- _Job_: Transcribe all of the material below word for word and leave out its pictures.

(Figure record extracts)
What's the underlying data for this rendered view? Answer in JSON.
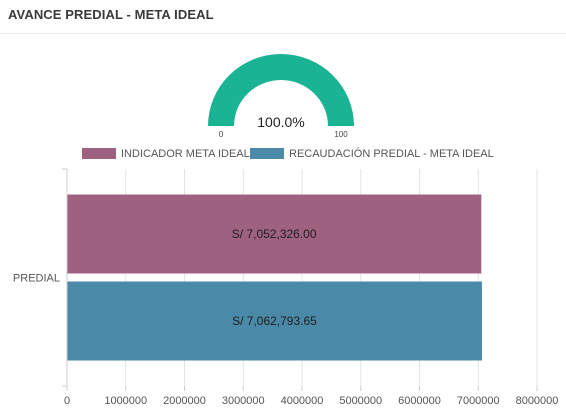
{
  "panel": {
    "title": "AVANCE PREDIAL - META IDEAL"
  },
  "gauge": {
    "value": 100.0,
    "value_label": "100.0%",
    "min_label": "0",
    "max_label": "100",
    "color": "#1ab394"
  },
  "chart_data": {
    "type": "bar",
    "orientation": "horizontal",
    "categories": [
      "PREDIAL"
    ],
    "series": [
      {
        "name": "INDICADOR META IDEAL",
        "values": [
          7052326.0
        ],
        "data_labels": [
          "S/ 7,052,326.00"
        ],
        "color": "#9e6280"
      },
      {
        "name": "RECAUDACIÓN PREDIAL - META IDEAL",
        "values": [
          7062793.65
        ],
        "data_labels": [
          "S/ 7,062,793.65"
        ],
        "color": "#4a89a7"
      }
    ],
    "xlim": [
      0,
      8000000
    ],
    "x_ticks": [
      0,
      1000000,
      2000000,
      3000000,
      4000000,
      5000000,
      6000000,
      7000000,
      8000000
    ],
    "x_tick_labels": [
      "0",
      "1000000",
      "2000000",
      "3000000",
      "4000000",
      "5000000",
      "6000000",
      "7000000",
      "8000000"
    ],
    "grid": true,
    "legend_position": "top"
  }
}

- _Answer to the problem_:
What's the underlying data for this rendered view? Answer in JSON.
{
  "panel": {
    "title": "AVANCE PREDIAL - META IDEAL"
  },
  "gauge": {
    "value": 100.0,
    "value_label": "100.0%",
    "min_label": "0",
    "max_label": "100",
    "color": "#1ab394"
  },
  "chart_data": {
    "type": "bar",
    "orientation": "horizontal",
    "categories": [
      "PREDIAL"
    ],
    "series": [
      {
        "name": "INDICADOR META IDEAL",
        "values": [
          7052326.0
        ],
        "data_labels": [
          "S/ 7,052,326.00"
        ],
        "color": "#9e6280"
      },
      {
        "name": "RECAUDACIÓN PREDIAL - META IDEAL",
        "values": [
          7062793.65
        ],
        "data_labels": [
          "S/ 7,062,793.65"
        ],
        "color": "#4a89a7"
      }
    ],
    "xlim": [
      0,
      8000000
    ],
    "x_ticks": [
      0,
      1000000,
      2000000,
      3000000,
      4000000,
      5000000,
      6000000,
      7000000,
      8000000
    ],
    "x_tick_labels": [
      "0",
      "1000000",
      "2000000",
      "3000000",
      "4000000",
      "5000000",
      "6000000",
      "7000000",
      "8000000"
    ],
    "grid": true,
    "legend_position": "top"
  }
}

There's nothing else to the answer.